STATED GOAL - Return the records below from the line containing "What data populates" onward, exactly, through and including the last line.

RECORDS PROVIDED -
------

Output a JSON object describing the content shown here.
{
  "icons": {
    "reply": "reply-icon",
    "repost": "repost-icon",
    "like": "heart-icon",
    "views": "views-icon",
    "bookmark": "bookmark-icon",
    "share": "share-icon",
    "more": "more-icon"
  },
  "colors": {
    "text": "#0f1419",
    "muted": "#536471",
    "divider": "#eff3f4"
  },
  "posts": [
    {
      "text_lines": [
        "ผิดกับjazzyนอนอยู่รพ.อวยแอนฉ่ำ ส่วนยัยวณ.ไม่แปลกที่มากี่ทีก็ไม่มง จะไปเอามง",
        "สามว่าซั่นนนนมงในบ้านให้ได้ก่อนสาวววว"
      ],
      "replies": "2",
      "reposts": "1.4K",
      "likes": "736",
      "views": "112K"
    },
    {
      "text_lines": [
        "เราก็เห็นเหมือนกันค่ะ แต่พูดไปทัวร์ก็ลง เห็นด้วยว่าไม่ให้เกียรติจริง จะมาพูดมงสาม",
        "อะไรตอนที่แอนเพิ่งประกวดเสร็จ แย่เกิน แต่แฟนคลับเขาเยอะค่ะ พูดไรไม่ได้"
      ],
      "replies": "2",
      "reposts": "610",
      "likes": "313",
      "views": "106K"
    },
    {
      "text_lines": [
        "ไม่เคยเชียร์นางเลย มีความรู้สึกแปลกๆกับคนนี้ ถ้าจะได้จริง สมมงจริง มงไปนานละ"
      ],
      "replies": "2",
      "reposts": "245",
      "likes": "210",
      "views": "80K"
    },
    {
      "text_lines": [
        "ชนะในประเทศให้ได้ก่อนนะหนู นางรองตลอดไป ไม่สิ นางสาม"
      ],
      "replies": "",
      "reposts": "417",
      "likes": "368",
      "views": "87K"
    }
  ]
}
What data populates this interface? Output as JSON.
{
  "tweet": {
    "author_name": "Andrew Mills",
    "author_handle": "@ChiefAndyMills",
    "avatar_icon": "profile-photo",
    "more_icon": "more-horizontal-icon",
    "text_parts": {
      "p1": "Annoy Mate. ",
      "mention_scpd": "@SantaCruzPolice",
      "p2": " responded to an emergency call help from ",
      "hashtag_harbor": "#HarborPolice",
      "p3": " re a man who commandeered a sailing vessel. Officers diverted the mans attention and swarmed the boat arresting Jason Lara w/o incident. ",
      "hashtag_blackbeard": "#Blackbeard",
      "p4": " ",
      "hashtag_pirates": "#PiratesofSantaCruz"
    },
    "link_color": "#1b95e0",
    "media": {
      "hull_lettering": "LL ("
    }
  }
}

------

RESPONSE TO THIS TASK -
What data populates this interface? Output as JSON.
{
  "tweet": {
    "author_name": "Andrew Mills",
    "author_handle": "@ChiefAndyMills",
    "avatar_icon": "profile-photo",
    "more_icon": "more-horizontal-icon",
    "text_parts": {
      "p1": "Annoy Mate. ",
      "mention_scpd": "@SantaCruzPolice",
      "p2": " responded to an emergency call help from ",
      "hashtag_harbor": "#HarborPolice",
      "p3": " re a man who commandeered a sailing vessel. Officers diverted the mans attention and swarmed the boat arresting Jason Lara w/o incident. ",
      "hashtag_blackbeard": "#Blackbeard",
      "p4": " ",
      "hashtag_pirates": "#PiratesofSantaCruz"
    },
    "link_color": "#1b95e0",
    "media": {
      "hull_lettering": "LL ("
    }
  }
}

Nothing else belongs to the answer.